Aim of the task:
The exercise asks you to copy every line below in which "screenshot" appears.

Task data:
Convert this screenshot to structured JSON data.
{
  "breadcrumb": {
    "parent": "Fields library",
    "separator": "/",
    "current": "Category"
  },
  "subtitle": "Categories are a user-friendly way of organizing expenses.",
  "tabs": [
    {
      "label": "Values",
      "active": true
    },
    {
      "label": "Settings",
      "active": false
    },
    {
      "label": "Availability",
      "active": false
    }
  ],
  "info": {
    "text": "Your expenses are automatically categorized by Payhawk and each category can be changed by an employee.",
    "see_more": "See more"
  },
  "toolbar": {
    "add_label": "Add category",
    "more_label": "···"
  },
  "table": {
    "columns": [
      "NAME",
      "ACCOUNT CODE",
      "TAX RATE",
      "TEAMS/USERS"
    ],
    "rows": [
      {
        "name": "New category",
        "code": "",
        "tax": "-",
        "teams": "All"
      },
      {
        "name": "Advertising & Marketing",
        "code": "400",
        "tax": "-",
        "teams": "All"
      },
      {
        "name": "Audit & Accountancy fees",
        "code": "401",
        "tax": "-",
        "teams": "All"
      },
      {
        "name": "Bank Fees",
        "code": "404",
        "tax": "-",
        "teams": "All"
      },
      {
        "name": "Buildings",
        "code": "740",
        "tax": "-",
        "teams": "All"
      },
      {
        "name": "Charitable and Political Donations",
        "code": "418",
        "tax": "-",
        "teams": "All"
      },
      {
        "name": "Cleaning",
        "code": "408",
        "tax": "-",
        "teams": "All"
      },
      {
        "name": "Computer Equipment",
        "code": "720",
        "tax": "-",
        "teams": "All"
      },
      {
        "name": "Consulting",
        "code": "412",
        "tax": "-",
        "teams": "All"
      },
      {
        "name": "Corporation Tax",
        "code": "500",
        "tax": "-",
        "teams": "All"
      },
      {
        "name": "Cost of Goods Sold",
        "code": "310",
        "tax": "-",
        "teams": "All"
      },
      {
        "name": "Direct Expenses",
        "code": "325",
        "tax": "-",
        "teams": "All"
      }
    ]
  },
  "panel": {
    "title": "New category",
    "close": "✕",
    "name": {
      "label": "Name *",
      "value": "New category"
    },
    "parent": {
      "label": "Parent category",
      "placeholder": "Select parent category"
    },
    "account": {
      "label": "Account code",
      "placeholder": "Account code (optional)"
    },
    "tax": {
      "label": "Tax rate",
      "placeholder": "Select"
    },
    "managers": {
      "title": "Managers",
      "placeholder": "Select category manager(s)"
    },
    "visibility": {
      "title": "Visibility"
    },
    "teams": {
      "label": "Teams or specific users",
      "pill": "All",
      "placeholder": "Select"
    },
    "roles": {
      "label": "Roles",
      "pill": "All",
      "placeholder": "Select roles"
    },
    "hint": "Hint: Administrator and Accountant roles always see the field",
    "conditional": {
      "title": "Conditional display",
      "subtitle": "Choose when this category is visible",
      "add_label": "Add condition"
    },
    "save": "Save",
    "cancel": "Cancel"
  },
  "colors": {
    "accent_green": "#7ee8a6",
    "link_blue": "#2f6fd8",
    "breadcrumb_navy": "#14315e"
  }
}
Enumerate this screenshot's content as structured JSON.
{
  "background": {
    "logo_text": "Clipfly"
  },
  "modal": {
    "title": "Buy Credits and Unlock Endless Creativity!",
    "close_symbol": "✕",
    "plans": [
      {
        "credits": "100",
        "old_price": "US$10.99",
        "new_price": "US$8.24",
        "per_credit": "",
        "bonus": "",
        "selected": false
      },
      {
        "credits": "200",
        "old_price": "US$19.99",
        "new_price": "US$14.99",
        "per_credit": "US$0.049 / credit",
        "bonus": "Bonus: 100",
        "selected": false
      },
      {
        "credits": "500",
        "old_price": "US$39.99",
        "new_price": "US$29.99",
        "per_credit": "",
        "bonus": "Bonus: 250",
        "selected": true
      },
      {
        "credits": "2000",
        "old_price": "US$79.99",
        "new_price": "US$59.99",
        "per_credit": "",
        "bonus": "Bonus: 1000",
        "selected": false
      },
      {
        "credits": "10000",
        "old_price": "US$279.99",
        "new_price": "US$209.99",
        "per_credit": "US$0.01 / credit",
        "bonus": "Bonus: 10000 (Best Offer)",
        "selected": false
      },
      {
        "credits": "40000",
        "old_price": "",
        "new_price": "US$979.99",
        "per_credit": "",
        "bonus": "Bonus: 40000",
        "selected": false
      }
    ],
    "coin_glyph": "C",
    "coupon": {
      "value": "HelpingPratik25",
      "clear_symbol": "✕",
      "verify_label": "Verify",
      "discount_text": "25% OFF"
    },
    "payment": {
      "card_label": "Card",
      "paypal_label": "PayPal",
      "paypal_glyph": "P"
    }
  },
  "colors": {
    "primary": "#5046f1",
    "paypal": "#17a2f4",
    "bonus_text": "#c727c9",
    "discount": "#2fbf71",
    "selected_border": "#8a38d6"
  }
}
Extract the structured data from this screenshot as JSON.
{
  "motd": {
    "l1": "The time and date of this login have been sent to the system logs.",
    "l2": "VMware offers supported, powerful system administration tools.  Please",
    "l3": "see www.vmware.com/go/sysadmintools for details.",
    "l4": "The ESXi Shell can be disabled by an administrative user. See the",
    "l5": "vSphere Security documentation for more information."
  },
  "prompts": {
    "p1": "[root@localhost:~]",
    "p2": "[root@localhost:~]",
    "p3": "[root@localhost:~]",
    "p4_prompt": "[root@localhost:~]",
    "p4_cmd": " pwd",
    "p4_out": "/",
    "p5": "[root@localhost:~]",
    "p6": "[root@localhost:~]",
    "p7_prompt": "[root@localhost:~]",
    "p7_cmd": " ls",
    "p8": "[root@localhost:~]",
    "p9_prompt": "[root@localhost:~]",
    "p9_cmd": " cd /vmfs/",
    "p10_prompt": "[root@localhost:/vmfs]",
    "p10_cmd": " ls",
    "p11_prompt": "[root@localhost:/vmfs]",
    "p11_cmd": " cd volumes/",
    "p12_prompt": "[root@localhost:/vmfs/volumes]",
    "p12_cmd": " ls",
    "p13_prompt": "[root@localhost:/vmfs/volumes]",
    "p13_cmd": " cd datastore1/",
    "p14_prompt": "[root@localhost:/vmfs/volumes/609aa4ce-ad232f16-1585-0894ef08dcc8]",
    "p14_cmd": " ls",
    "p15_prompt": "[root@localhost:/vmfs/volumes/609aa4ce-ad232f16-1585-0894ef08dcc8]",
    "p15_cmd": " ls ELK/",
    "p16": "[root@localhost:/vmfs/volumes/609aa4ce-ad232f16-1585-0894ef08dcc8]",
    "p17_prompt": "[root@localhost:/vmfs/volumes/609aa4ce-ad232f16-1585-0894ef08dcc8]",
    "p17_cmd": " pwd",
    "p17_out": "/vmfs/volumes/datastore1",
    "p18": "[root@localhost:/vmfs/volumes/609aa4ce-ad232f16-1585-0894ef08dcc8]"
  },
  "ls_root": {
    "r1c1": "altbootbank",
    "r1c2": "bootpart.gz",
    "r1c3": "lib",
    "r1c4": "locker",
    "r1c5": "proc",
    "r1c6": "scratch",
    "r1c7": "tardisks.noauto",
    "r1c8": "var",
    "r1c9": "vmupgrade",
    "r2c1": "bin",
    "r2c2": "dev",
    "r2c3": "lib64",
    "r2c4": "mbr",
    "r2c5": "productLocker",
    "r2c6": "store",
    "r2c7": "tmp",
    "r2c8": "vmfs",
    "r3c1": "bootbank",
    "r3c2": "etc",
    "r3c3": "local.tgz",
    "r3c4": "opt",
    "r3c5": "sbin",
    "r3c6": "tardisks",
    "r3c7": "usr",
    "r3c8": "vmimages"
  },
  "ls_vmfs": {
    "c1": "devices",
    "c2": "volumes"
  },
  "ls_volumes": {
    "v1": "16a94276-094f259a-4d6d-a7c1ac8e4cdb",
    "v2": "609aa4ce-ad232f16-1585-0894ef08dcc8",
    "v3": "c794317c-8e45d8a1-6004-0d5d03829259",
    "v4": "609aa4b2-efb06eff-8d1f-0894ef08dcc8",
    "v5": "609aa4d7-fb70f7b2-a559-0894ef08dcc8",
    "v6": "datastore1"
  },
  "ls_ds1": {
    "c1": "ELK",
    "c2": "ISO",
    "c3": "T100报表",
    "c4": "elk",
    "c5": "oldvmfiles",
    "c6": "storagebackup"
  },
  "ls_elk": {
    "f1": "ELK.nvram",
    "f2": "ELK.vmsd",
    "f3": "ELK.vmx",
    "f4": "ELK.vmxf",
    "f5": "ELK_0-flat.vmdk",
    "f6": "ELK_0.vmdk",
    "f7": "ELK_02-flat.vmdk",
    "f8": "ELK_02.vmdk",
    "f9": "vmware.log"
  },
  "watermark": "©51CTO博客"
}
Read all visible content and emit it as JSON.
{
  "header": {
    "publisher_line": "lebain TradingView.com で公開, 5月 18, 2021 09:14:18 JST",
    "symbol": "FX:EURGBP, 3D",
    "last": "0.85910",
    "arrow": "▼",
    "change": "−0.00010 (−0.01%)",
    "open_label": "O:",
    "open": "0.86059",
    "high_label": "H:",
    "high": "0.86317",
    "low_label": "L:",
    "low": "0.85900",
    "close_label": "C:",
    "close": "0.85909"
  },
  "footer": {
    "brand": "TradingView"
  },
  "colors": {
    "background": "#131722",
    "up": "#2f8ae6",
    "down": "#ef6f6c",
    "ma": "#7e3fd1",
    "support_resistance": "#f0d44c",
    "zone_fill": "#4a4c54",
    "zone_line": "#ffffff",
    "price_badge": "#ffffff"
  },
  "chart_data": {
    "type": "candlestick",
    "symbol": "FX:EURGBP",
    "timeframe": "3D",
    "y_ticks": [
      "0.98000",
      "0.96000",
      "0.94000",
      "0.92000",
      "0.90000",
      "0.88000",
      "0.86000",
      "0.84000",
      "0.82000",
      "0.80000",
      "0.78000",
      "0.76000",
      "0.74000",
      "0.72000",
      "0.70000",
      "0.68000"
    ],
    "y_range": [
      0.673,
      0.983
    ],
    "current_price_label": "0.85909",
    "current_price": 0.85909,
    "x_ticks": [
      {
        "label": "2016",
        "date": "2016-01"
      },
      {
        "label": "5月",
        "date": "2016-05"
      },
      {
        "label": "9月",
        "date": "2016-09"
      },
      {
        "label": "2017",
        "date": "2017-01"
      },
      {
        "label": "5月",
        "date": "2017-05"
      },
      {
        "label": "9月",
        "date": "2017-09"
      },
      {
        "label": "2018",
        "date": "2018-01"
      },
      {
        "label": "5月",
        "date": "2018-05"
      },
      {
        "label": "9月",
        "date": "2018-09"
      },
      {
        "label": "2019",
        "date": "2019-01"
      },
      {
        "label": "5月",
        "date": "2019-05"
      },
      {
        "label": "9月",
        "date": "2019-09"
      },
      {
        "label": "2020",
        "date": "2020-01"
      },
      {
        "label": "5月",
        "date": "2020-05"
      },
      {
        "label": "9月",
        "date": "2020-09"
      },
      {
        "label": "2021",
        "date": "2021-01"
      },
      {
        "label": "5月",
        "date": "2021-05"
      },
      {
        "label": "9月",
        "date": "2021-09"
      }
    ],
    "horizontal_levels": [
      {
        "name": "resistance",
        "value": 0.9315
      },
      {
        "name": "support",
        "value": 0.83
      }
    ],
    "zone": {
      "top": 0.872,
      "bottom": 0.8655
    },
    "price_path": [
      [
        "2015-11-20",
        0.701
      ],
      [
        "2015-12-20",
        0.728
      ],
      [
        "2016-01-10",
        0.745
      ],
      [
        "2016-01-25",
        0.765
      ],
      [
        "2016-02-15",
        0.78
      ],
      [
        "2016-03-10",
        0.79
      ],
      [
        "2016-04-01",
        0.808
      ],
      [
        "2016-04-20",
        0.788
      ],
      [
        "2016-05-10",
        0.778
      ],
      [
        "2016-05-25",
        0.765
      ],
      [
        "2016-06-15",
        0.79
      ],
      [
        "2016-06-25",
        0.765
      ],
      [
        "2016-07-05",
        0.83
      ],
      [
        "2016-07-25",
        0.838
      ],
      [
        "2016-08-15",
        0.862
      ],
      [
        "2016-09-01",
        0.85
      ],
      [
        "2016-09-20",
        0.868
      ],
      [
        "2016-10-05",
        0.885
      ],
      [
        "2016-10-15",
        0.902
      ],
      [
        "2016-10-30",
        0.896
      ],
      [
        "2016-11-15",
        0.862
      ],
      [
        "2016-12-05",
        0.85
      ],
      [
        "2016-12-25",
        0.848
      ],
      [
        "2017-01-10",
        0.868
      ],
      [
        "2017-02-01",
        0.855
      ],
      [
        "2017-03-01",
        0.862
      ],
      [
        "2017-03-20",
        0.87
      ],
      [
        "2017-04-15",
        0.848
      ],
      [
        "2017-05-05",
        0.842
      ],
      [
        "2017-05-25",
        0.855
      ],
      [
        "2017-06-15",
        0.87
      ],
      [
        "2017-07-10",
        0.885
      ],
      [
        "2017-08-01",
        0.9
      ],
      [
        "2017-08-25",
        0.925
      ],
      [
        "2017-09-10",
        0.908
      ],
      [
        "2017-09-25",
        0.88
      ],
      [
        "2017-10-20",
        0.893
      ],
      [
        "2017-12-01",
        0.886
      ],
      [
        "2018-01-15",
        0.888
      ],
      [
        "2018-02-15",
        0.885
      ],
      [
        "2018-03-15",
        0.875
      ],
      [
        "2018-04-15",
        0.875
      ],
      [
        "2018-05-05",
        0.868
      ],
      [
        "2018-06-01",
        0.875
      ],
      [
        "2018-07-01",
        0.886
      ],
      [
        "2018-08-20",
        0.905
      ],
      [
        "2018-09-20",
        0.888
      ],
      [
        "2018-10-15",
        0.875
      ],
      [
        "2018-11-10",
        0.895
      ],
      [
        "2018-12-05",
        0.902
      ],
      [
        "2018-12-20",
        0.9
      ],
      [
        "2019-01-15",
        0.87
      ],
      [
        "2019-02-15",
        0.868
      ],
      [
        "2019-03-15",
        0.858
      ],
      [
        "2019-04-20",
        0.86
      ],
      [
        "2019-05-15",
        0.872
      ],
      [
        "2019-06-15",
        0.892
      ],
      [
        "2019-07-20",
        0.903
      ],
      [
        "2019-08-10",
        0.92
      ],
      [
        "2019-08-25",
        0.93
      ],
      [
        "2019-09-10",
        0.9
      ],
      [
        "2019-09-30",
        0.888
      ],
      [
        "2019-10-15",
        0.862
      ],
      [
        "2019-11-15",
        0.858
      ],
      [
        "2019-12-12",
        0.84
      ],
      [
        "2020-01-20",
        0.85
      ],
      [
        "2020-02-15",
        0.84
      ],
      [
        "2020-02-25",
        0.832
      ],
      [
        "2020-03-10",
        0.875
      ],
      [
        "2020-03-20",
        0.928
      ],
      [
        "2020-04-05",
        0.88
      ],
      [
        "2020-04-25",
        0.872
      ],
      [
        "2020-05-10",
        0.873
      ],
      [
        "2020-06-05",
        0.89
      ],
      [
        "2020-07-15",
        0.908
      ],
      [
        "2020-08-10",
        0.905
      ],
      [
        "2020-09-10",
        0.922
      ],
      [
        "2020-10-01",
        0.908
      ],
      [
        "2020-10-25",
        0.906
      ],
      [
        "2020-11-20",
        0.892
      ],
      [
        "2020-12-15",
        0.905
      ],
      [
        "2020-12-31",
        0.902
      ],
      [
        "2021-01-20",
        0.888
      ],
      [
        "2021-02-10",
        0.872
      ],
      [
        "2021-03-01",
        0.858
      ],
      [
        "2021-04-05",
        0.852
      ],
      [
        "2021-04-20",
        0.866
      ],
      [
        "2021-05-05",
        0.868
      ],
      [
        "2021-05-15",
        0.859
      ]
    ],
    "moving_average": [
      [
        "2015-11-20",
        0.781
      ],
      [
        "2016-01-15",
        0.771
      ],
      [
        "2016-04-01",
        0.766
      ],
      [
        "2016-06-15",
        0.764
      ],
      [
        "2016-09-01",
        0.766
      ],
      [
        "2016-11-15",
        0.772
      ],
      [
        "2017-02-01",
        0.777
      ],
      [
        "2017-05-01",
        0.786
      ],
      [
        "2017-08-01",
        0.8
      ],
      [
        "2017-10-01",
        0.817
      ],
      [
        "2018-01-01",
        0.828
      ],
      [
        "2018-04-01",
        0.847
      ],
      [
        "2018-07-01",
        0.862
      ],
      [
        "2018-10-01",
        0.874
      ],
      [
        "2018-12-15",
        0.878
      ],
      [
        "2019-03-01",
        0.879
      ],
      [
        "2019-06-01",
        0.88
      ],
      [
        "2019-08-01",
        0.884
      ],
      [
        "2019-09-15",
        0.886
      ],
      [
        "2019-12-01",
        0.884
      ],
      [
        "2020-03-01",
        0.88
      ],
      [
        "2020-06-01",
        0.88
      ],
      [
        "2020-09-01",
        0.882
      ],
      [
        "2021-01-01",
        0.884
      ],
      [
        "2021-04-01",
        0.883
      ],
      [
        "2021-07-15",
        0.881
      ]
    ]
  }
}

Result of this exercise:
Convert this screenshot to structured JSON data.
Enumerate this screenshot's content as structured JSON.
Extract the structured data from this screenshot as JSON.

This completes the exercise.